Task objective -
Would you repeat the listing exactly but omit every picture?

Exercise data -
--------------------

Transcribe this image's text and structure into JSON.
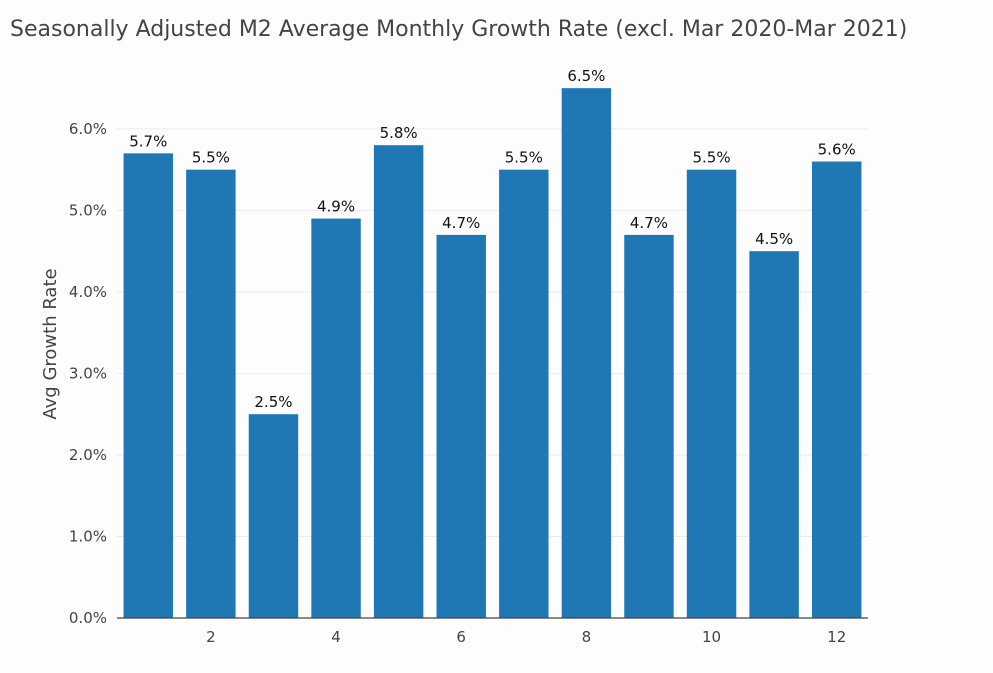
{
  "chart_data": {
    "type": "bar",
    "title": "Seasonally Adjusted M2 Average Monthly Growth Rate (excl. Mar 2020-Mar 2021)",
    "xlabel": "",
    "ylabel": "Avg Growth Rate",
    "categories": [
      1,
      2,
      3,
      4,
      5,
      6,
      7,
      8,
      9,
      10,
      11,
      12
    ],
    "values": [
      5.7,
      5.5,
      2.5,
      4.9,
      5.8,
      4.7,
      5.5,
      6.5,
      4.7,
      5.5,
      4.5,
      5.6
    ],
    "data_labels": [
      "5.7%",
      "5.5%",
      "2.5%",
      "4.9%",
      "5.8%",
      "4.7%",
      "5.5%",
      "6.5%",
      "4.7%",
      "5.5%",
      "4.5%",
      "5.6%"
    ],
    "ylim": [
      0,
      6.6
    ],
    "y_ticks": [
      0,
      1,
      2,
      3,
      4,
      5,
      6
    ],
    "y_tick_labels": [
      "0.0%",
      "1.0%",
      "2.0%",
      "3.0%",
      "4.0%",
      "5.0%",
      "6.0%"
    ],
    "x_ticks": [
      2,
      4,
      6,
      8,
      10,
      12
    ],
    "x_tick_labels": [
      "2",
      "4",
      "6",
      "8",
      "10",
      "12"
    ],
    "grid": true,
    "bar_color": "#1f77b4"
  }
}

--------------------

Complete output -
Transcribe this image's text and structure into JSON.
{
  "chart_data": {
    "type": "bar",
    "title": "Seasonally Adjusted M2 Average Monthly Growth Rate (excl. Mar 2020-Mar 2021)",
    "xlabel": "",
    "ylabel": "Avg Growth Rate",
    "categories": [
      1,
      2,
      3,
      4,
      5,
      6,
      7,
      8,
      9,
      10,
      11,
      12
    ],
    "values": [
      5.7,
      5.5,
      2.5,
      4.9,
      5.8,
      4.7,
      5.5,
      6.5,
      4.7,
      5.5,
      4.5,
      5.6
    ],
    "data_labels": [
      "5.7%",
      "5.5%",
      "2.5%",
      "4.9%",
      "5.8%",
      "4.7%",
      "5.5%",
      "6.5%",
      "4.7%",
      "5.5%",
      "4.5%",
      "5.6%"
    ],
    "ylim": [
      0,
      6.6
    ],
    "y_ticks": [
      0,
      1,
      2,
      3,
      4,
      5,
      6
    ],
    "y_tick_labels": [
      "0.0%",
      "1.0%",
      "2.0%",
      "3.0%",
      "4.0%",
      "5.0%",
      "6.0%"
    ],
    "x_ticks": [
      2,
      4,
      6,
      8,
      10,
      12
    ],
    "x_tick_labels": [
      "2",
      "4",
      "6",
      "8",
      "10",
      "12"
    ],
    "grid": true,
    "bar_color": "#1f77b4"
  }
}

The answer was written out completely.